(Chart and figure data)

━━━━━━

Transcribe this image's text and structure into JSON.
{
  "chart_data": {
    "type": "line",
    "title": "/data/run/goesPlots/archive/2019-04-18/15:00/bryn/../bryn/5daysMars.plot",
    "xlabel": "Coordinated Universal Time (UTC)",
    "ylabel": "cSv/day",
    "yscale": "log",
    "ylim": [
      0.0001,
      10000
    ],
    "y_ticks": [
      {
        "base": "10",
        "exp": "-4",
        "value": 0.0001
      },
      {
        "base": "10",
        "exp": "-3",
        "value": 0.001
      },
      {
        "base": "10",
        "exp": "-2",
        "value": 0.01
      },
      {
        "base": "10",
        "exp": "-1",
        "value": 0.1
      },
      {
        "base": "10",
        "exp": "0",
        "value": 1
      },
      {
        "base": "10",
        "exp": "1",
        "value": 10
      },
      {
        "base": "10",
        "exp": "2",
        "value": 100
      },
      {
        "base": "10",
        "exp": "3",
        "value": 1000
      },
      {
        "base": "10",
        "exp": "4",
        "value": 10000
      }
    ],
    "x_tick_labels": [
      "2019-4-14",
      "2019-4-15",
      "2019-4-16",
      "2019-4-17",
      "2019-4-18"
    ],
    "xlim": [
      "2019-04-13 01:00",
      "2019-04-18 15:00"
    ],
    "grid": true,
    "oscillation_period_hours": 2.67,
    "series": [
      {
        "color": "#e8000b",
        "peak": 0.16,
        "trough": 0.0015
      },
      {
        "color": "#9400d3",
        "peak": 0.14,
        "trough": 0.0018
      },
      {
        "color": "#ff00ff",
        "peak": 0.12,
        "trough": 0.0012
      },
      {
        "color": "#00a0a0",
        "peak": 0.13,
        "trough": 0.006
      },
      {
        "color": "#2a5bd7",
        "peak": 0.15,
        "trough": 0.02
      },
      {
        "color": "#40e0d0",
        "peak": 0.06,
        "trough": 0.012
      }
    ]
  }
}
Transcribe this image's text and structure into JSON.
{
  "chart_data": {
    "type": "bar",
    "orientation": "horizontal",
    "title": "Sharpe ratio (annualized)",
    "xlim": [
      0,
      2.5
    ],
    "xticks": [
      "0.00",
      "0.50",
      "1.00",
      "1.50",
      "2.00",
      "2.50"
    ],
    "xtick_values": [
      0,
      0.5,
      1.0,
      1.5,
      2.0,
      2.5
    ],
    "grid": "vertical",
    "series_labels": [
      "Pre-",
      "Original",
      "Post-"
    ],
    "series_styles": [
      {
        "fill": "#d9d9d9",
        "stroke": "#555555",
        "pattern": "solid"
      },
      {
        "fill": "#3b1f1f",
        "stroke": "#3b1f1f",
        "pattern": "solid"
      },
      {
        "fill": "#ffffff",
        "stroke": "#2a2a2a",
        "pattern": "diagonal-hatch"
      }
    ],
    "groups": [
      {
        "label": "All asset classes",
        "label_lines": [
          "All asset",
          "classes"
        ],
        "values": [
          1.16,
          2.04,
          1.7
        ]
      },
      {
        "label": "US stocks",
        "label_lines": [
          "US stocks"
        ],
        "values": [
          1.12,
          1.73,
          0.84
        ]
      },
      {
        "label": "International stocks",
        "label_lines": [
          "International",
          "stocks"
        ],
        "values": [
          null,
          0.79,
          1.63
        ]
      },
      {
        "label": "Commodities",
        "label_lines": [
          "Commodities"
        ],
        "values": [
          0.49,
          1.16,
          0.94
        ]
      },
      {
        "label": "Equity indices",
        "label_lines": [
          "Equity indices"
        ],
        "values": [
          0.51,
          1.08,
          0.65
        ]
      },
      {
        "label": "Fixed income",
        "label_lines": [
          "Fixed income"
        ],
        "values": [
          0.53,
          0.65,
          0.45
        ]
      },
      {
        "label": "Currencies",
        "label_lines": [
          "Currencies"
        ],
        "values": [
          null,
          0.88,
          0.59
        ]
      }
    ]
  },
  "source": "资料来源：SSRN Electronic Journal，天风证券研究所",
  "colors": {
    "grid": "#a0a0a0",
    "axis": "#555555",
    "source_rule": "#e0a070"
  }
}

━━━━━━

Your task is to list each line of the records with the word "Equity".

» **Exercise result**:
        "label": "Equity indices",
          "Equity indices"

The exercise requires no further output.